For the listing below, give the number of lines in which "واردر" occurs. Add nothing.

── Data listing

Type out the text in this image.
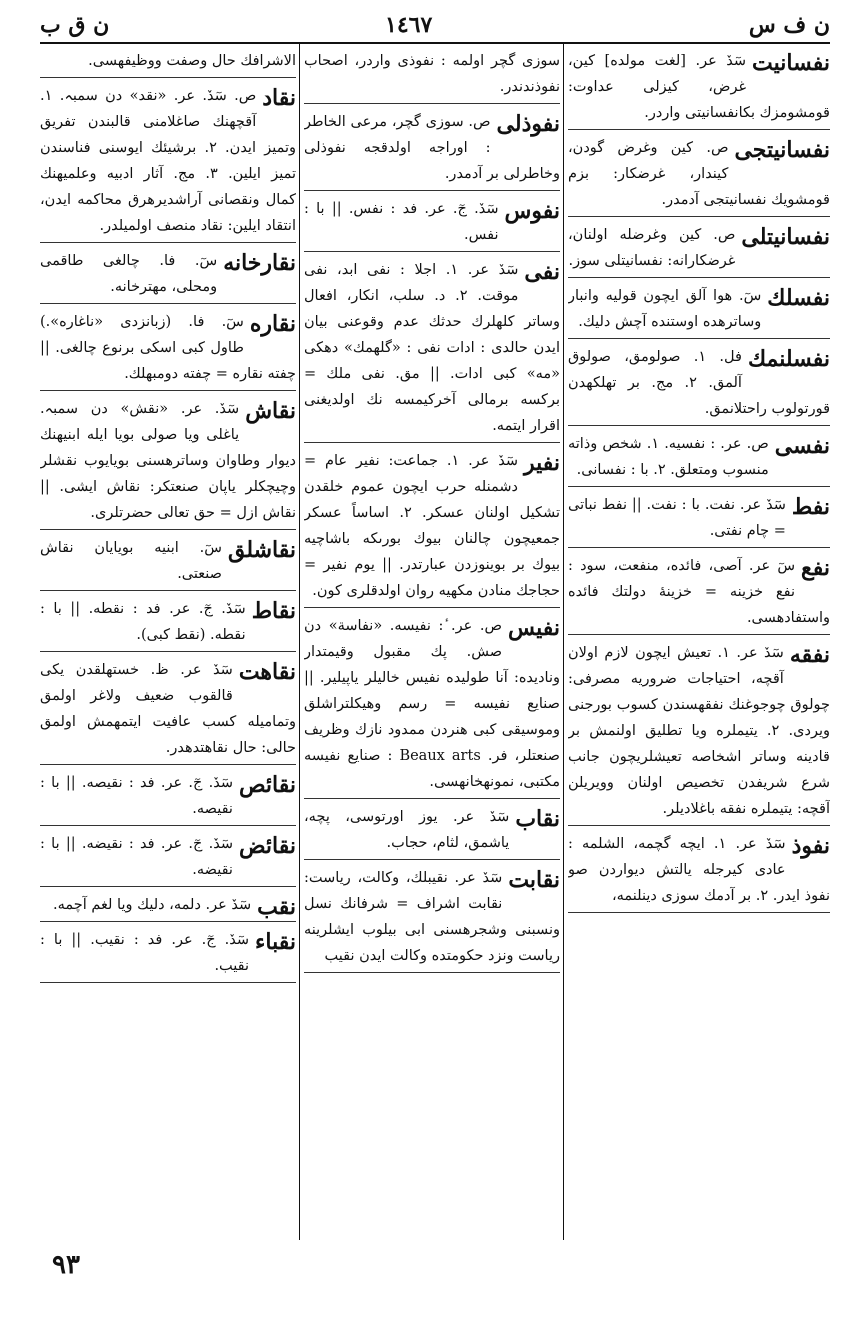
ن ق ب	١٤٦٧	ن ف س
نفسانيت
سٓدٚ عر. [لغت مولده] كين، غرض، كيزلى عداوت: قومشومزك بكانفسانيتى واردر.
نفسانيتجى
ص. كين وغرض گودن، كيندار، غرضكار: بزم قومشويك نفسانيتجى آدمدر.
نفسانيتلى
ص. كين وغرضله اولنان، غرضكارانه: نفسانيتلى سوز.
نفسلك
سٓ. هوا آلق ايچون قوليه وانبار وساترهده اوستنده آچش دليك.
نفسلنمك
فل. ١. صولومق، صولوق آلمق. ٢. مج. بر تهلكهدن قورتولوب راحتلانمق.
نفسى
ص. عر. : نفسيه. ١. شخص وذاته منسوب ومتعلق. ٢. با : نفسانى.
نفط
سٓدٚ عر. نفت. با : نفت. || نفط نباتى = چام نفتى.
نفع
سٓ عر. آصى، فائده، منفعت، سود : نفع خزينه = خزينهٔ دولتك فائده واستفادهسى.
نفقه
سٓدٚ عر. ١. تعيش ايچون لازم اولان آقچه، احتياجات ضروريه مصرفى: چولوق چوجوغنك نفقهسندن كسوب بورجنى ويردى. ٢. يتيملره ويا تطليق اولنمش بر قادينه وساتر اشخاصه تعيشلريچون جانب شرع شريفدن تخصيص اولنان وويريلن آقچه: يتيملره نفقه باغلاديلر.
نفوذ
سٓدٚ عر. ١. ايچه گچمه، الشلمه : عادى كيرجله يالتش ديواردن صو نفوذ ايدر. ٢. بر آدمك سوزى دينلنمه،
سوزى گچر اولمه : نفوذى واردر، اصحاب نفوذندندر.
نفوذلى
ص. سوزى گچر، مرعى الخاطر : اوراجه اولدقجه نفوذلى وخاطرلى بر آدمدر.
نفوس
سٓدٚ. جٓ. عر. فد : نفس. || با : نفس.
نفى
سٓدٚ عر. ١. اجلا : نفى ابد، نفى موقت. ٢. د. سلب، انكار، افعال وساتر كلهلرك حدثك عدم وقوعنى بيان ايدن حالدى : ادات نفى : «گلهمك» دهكى «مه» كبى ادات. || مق. نفى ملك = بركسه برمالى آخركيمسه نك اولديغنى اقرار ايتمه.
نفير
سٓدٚ عر. ١. جماعت: نفير عام = دشمنله حرب ايچون عموم خلقدن تشكيل اولنان عسكر. ٢. اساساً عسكر جمعيچون چالنان بيوك بورىكه باشاچيه بيوك بر بوينوزدن عبارتدر. || يوم نفير = حجاجك منادن مكهيه روان اولدقلرى كون.
نفيس
ص. عر. ٔ: نفيسه. «نفاسة» دن صش. پك مقبول وقيمتدار ونادیده: آنا طوليده نفيس خاليلر ياپيلير. || صنايع نفيسه = رسم وهيكلتراشلق وموسيقى كبى هنردن ممدود نازك وظريف صنعتلر، فر. Beaux arts : صنايع نفيسه مكتبى، نمونهخانهسى.
نقاب
سٓدٚ عر. يوز اورتوسى، پچه، ياشمق، لثام، حجاب.
نقابت
سٓدٚ عر. نقيبلك، وكالت، رياست: نقابت اشراف = شرفانك نسل ونسبنى وشجرهسنى ابى بيلوب ايشلرينه رياست ونزد حكومتده وكالت ايدن نقيب
الاشرافك حال وصفت ووظيفهسى.
نقاد
ص. سٓدٚ. عر. «نقد» دن سمبہ. ١. آقچهنك صاغلامنى قالبندن تفريق وتميز ايدن. ٢. برشيئك ايوسنى فناسندن تميز ايلين. ٣. مج. آثار ادبيه وعلميهنك كمال ونقصانى آراشديرهرق محاكمه ايدن، انتقاد ايلين: نقاد منصف اولميلدر.
نقارخانه
سٓ. فا. چالغى طاقمى ومحلى، مهترخانه.
نقاره
سٓ. فا. (زبانزدى «ناغاره».) طاول كبى اسكى برنوع چالغى. || چفته نقاره = چفته دومبهلك.
نقاش
سٓدٚ. عر. «نقش» دن سمبہ. ياغلى ويا صولى بويا ايله ابنيهنك ديوار وطاوان وساترهسنى بويايوب نقشلر وچيچكلر ياپان صنعتكر: نقاش ايشى. || نقاش ازل = حق تعالى حضرتلرى.
نقاشلق
سٓ. ابنيه بويايان نقاش صنعتى.
نقاط
سٓدٚ. جٓ. عر. فد : نقطه. || با : نقطه. (نقط كبى).
نقاهت
سٓدٚ عر. ظ. خستهلقدن يكى قالقوب ضعيف ولاغر اولمق وتماميله كسب عافيت ايتمهمش اولمق حالى: حال نقاهتدهدر.
نقائص
سٓدٚ. جٓ. عر. فد : نقيصه. || با : نقيصه.
نقائض
سٓدٚ. جٓ. عر. فد : نقيضه. || با : نقيضه.
نقب
سٓدٚ عر. دلمه، دليك ويا لغم آچمه.
نقباء
سٓدٚ. جٓ. عر. فد : نقيب. || با : نقيب.
٩٣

────

▶ _Result of this exercise_
2